**EXERCISE AIM**
Only lines with the word "دادگستری" are needed; collect each of them from the listing below.

**GIVEN DATA**
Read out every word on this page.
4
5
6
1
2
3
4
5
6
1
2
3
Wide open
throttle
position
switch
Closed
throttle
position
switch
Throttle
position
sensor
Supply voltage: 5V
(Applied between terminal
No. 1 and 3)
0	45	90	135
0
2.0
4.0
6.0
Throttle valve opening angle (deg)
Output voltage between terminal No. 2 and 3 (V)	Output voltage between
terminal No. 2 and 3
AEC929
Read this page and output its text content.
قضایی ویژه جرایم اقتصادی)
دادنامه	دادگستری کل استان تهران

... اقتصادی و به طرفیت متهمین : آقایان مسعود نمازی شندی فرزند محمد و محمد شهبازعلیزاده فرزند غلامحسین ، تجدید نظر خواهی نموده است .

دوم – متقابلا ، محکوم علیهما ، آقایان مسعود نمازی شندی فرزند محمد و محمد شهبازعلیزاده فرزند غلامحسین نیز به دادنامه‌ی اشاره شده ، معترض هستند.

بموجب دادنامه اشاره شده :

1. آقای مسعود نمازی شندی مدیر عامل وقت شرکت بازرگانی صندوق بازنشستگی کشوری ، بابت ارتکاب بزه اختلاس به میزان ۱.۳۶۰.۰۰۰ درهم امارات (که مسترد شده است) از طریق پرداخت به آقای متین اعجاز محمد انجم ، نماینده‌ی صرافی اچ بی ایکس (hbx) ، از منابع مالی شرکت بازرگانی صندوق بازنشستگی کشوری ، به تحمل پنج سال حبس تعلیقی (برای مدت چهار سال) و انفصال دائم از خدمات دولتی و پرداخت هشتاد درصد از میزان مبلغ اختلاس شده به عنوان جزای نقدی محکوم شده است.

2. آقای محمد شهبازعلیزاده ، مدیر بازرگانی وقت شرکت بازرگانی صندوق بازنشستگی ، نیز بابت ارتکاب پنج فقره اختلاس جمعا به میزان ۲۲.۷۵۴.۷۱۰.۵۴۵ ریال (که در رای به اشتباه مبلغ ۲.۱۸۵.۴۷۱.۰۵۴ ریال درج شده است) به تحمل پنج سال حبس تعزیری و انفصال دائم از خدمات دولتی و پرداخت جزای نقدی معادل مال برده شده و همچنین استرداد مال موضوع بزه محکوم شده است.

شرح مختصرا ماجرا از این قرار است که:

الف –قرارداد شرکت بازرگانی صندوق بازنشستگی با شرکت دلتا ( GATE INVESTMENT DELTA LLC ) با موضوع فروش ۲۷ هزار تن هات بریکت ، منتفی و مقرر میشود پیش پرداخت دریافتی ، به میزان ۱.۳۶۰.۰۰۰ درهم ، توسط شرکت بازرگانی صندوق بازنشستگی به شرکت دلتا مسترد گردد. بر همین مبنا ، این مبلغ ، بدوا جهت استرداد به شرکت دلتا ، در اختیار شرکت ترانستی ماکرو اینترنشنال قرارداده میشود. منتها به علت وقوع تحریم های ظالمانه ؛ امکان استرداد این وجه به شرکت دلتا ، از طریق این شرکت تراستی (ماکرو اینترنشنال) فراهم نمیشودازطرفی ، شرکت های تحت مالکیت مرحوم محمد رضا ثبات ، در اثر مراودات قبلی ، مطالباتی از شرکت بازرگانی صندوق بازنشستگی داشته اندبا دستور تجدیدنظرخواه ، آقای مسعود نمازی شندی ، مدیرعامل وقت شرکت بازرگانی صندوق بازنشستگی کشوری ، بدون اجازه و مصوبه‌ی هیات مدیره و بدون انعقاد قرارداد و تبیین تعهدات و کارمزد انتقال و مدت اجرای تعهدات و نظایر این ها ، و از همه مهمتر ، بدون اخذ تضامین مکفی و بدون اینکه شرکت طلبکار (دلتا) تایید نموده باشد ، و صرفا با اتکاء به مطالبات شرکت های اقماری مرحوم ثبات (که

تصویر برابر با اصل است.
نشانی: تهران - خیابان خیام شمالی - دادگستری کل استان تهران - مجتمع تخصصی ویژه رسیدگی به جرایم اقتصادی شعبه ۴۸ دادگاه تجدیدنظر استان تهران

**WRITTEN SOLUTION**
دادنامه	دادگستری کل استان تهران
نشانی: تهران - خیابان خیام شمالی - دادگستری کل استان تهران - مجتمع تخصصی ویژه رسیدگی به جرایم اقتصادی شعبه ۴۸ دادگاه تجدیدنظر استان تهران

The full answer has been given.